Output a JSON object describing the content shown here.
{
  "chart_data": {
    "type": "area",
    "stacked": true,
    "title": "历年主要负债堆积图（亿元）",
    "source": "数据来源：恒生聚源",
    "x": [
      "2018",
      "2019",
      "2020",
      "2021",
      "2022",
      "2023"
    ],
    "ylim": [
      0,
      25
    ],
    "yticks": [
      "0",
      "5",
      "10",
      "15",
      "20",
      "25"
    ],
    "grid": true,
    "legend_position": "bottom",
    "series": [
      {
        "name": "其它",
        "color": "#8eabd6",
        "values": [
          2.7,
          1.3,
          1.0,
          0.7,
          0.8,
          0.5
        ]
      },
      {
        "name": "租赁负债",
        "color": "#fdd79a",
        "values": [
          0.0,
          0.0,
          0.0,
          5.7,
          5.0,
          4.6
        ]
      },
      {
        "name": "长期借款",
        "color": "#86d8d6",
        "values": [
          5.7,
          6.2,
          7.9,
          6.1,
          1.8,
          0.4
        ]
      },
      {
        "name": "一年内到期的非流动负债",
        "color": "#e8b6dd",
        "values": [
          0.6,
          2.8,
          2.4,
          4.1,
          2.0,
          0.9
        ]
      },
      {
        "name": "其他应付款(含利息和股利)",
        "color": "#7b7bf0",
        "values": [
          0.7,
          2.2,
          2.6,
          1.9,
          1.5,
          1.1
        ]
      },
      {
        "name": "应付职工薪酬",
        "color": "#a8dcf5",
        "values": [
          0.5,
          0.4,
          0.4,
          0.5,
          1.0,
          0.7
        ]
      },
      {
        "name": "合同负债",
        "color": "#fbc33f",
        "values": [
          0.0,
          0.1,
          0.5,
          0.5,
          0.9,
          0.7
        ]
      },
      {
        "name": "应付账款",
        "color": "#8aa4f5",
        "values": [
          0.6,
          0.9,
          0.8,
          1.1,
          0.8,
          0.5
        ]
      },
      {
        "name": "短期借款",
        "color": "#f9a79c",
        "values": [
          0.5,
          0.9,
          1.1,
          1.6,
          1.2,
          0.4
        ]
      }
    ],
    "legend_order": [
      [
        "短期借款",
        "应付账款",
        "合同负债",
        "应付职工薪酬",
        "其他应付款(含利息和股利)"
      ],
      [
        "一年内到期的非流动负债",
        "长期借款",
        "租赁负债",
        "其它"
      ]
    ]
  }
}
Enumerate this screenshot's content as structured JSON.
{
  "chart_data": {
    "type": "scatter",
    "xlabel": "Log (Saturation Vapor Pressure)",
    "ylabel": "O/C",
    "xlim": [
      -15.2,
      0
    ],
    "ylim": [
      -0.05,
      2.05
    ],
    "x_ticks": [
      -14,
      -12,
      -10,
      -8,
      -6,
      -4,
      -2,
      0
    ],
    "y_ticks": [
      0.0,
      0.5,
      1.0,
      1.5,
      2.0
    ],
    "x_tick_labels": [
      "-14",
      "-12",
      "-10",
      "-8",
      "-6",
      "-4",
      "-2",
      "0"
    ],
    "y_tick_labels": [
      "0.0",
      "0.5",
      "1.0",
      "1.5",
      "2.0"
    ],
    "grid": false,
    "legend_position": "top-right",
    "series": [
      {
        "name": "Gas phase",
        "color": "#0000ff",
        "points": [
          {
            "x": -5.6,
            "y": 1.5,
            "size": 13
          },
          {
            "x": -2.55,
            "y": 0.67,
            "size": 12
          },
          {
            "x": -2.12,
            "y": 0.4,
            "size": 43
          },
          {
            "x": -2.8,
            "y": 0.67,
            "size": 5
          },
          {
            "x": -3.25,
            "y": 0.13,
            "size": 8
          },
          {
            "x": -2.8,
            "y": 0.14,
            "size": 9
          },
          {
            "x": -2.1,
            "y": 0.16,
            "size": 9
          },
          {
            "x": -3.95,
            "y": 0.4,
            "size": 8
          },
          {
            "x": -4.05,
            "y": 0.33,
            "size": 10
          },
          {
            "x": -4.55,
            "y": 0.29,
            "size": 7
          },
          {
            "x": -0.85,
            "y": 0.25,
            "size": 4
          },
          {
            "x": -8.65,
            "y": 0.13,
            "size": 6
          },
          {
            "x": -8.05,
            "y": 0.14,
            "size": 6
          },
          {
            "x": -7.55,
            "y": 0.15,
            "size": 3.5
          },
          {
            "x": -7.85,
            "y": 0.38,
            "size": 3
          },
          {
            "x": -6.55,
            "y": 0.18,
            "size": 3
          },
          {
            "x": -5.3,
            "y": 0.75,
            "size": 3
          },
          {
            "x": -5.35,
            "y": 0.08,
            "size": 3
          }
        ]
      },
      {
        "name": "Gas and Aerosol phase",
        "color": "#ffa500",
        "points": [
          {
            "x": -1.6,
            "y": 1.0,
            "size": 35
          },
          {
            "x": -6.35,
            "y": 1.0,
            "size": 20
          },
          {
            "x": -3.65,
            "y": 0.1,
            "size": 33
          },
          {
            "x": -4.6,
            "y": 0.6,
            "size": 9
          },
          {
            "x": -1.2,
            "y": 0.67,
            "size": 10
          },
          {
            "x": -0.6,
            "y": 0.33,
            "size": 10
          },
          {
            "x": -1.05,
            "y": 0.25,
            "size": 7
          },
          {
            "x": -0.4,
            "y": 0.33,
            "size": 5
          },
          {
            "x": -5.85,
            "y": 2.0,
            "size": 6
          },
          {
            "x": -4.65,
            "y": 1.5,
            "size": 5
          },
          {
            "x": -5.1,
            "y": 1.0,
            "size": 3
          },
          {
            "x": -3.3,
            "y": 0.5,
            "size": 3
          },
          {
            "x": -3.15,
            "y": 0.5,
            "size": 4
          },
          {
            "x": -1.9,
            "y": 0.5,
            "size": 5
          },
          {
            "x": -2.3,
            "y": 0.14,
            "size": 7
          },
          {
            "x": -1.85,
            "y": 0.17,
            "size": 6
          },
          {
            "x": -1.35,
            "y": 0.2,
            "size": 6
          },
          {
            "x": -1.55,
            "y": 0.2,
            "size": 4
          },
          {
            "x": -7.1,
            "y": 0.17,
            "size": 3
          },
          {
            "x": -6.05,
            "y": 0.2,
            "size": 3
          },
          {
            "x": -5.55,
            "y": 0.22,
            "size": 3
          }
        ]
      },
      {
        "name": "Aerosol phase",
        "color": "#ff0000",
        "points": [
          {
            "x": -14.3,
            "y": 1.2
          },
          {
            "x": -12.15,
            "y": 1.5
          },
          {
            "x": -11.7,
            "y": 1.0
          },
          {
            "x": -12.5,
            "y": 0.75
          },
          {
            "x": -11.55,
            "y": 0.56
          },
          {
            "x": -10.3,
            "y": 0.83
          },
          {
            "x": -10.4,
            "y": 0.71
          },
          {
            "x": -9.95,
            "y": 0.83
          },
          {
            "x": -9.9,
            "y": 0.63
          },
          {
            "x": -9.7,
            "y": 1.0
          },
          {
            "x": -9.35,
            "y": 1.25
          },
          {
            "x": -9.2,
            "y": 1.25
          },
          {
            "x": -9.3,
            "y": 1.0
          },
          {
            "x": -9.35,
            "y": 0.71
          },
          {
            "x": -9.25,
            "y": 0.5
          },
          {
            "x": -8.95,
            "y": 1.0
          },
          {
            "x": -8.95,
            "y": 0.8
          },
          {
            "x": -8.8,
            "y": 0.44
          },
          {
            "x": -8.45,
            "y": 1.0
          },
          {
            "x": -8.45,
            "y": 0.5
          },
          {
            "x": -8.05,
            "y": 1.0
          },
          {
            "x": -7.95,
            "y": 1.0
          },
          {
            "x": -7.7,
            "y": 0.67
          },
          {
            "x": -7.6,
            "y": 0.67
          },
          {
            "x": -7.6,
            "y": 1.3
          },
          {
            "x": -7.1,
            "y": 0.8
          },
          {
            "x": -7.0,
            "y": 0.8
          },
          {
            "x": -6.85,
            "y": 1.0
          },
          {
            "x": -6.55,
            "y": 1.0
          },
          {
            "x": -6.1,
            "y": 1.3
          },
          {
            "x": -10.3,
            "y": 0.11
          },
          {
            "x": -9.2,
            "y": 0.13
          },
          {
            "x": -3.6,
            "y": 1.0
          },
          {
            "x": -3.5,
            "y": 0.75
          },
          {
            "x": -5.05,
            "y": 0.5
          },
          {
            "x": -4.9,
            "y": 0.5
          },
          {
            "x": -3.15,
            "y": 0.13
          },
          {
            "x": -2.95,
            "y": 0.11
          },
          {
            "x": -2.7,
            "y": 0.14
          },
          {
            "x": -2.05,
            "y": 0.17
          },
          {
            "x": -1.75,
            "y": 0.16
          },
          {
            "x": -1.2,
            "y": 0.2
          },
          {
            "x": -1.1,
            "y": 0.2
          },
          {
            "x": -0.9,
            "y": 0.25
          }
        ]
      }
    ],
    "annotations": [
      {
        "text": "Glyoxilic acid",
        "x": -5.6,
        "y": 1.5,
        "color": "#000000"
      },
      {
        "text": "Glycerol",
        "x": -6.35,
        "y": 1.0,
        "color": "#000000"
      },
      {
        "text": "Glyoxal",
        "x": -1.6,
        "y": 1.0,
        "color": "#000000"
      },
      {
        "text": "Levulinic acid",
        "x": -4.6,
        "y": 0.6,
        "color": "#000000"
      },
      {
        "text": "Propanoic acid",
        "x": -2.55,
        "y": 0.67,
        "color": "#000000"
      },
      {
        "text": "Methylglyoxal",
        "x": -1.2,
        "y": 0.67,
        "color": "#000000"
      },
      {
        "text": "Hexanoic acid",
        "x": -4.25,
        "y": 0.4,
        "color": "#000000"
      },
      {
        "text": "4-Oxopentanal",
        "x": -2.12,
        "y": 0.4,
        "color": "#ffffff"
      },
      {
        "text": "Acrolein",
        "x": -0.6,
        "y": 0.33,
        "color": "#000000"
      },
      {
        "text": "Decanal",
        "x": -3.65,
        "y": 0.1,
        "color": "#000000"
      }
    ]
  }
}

● WRITTEN PROBLEM
For the listing above, identify each line bearing "text".

● FULL SOLUTION
        "text": "Glyoxilic acid",
        "text": "Glycerol",
        "text": "Glyoxal",
        "text": "Levulinic acid",
        "text": "Propanoic acid",
        "text": "Methylglyoxal",
        "text": "Hexanoic acid",
        "text": "4-Oxopentanal",
        "text": "Acrolein",
        "text": "Decanal",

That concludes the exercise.